Rows from a dataset:
########################################

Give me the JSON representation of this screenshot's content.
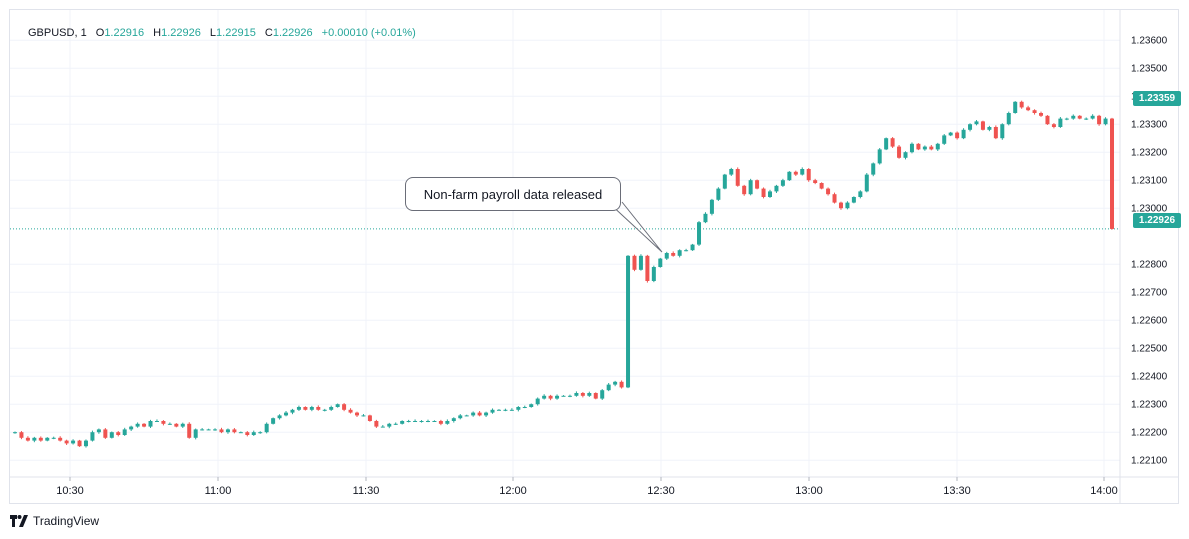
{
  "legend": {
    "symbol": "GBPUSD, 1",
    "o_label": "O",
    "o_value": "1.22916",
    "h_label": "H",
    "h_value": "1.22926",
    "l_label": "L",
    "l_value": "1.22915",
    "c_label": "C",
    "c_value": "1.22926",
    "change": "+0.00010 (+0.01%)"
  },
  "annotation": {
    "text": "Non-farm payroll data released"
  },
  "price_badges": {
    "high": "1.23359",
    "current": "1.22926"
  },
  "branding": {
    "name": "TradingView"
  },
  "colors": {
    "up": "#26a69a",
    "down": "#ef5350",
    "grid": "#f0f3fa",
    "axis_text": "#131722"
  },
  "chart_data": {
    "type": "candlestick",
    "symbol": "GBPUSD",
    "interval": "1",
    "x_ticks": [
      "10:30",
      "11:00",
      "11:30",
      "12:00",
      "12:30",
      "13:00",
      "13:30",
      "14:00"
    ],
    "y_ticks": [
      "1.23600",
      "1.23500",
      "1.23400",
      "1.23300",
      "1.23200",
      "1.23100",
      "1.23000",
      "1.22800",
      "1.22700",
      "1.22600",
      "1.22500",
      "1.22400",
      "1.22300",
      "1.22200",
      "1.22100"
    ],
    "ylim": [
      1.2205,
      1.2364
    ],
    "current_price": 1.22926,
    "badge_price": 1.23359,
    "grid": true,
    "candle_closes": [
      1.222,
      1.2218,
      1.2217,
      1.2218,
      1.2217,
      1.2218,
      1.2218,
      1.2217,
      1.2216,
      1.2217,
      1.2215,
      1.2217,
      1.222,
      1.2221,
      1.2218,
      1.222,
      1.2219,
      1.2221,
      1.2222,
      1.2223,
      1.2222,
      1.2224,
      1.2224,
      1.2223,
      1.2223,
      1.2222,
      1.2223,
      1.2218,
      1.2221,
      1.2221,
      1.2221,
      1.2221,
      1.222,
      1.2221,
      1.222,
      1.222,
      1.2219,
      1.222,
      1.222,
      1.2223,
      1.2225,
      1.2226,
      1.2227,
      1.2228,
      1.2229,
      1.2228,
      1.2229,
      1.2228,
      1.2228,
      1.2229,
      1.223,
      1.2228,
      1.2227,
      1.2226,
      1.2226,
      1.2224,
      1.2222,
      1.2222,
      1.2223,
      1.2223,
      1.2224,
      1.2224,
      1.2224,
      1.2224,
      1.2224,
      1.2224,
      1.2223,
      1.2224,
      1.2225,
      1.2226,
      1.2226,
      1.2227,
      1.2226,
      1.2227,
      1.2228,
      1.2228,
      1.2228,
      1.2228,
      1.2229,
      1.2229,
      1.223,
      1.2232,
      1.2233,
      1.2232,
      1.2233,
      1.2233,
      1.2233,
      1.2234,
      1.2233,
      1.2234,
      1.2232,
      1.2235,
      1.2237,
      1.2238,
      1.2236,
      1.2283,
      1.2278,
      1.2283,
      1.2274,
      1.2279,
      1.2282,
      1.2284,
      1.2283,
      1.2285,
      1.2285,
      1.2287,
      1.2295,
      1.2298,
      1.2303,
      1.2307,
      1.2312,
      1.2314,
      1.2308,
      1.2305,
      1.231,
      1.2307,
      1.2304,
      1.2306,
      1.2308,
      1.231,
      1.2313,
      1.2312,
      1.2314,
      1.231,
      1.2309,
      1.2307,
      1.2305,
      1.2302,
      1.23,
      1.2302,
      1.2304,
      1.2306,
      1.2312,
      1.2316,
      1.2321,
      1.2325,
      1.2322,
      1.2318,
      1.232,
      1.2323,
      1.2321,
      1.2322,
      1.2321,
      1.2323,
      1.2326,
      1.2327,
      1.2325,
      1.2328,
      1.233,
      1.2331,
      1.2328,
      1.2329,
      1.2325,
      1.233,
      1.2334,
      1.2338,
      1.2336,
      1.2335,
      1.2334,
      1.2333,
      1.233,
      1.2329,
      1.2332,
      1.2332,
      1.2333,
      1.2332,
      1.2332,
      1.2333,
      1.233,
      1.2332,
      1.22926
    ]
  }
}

########################################

Print out the lines exactly, skipping any picture.

> Task answer:
Give me the JSON representation of this screenshot's content.
{
  "legend": {
    "symbol": "GBPUSD, 1",
    "o_label": "O",
    "o_value": "1.22916",
    "h_label": "H",
    "h_value": "1.22926",
    "l_label": "L",
    "l_value": "1.22915",
    "c_label": "C",
    "c_value": "1.22926",
    "change": "+0.00010 (+0.01%)"
  },
  "annotation": {
    "text": "Non-farm payroll data released"
  },
  "price_badges": {
    "high": "1.23359",
    "current": "1.22926"
  },
  "branding": {
    "name": "TradingView"
  },
  "colors": {
    "up": "#26a69a",
    "down": "#ef5350",
    "grid": "#f0f3fa",
    "axis_text": "#131722"
  },
  "chart_data": {
    "type": "candlestick",
    "symbol": "GBPUSD",
    "interval": "1",
    "x_ticks": [
      "10:30",
      "11:00",
      "11:30",
      "12:00",
      "12:30",
      "13:00",
      "13:30",
      "14:00"
    ],
    "y_ticks": [
      "1.23600",
      "1.23500",
      "1.23400",
      "1.23300",
      "1.23200",
      "1.23100",
      "1.23000",
      "1.22800",
      "1.22700",
      "1.22600",
      "1.22500",
      "1.22400",
      "1.22300",
      "1.22200",
      "1.22100"
    ],
    "ylim": [
      1.2205,
      1.2364
    ],
    "current_price": 1.22926,
    "badge_price": 1.23359,
    "grid": true,
    "candle_closes": [
      1.222,
      1.2218,
      1.2217,
      1.2218,
      1.2217,
      1.2218,
      1.2218,
      1.2217,
      1.2216,
      1.2217,
      1.2215,
      1.2217,
      1.222,
      1.2221,
      1.2218,
      1.222,
      1.2219,
      1.2221,
      1.2222,
      1.2223,
      1.2222,
      1.2224,
      1.2224,
      1.2223,
      1.2223,
      1.2222,
      1.2223,
      1.2218,
      1.2221,
      1.2221,
      1.2221,
      1.2221,
      1.222,
      1.2221,
      1.222,
      1.222,
      1.2219,
      1.222,
      1.222,
      1.2223,
      1.2225,
      1.2226,
      1.2227,
      1.2228,
      1.2229,
      1.2228,
      1.2229,
      1.2228,
      1.2228,
      1.2229,
      1.223,
      1.2228,
      1.2227,
      1.2226,
      1.2226,
      1.2224,
      1.2222,
      1.2222,
      1.2223,
      1.2223,
      1.2224,
      1.2224,
      1.2224,
      1.2224,
      1.2224,
      1.2224,
      1.2223,
      1.2224,
      1.2225,
      1.2226,
      1.2226,
      1.2227,
      1.2226,
      1.2227,
      1.2228,
      1.2228,
      1.2228,
      1.2228,
      1.2229,
      1.2229,
      1.223,
      1.2232,
      1.2233,
      1.2232,
      1.2233,
      1.2233,
      1.2233,
      1.2234,
      1.2233,
      1.2234,
      1.2232,
      1.2235,
      1.2237,
      1.2238,
      1.2236,
      1.2283,
      1.2278,
      1.2283,
      1.2274,
      1.2279,
      1.2282,
      1.2284,
      1.2283,
      1.2285,
      1.2285,
      1.2287,
      1.2295,
      1.2298,
      1.2303,
      1.2307,
      1.2312,
      1.2314,
      1.2308,
      1.2305,
      1.231,
      1.2307,
      1.2304,
      1.2306,
      1.2308,
      1.231,
      1.2313,
      1.2312,
      1.2314,
      1.231,
      1.2309,
      1.2307,
      1.2305,
      1.2302,
      1.23,
      1.2302,
      1.2304,
      1.2306,
      1.2312,
      1.2316,
      1.2321,
      1.2325,
      1.2322,
      1.2318,
      1.232,
      1.2323,
      1.2321,
      1.2322,
      1.2321,
      1.2323,
      1.2326,
      1.2327,
      1.2325,
      1.2328,
      1.233,
      1.2331,
      1.2328,
      1.2329,
      1.2325,
      1.233,
      1.2334,
      1.2338,
      1.2336,
      1.2335,
      1.2334,
      1.2333,
      1.233,
      1.2329,
      1.2332,
      1.2332,
      1.2333,
      1.2332,
      1.2332,
      1.2333,
      1.233,
      1.2332,
      1.22926
    ]
  }
}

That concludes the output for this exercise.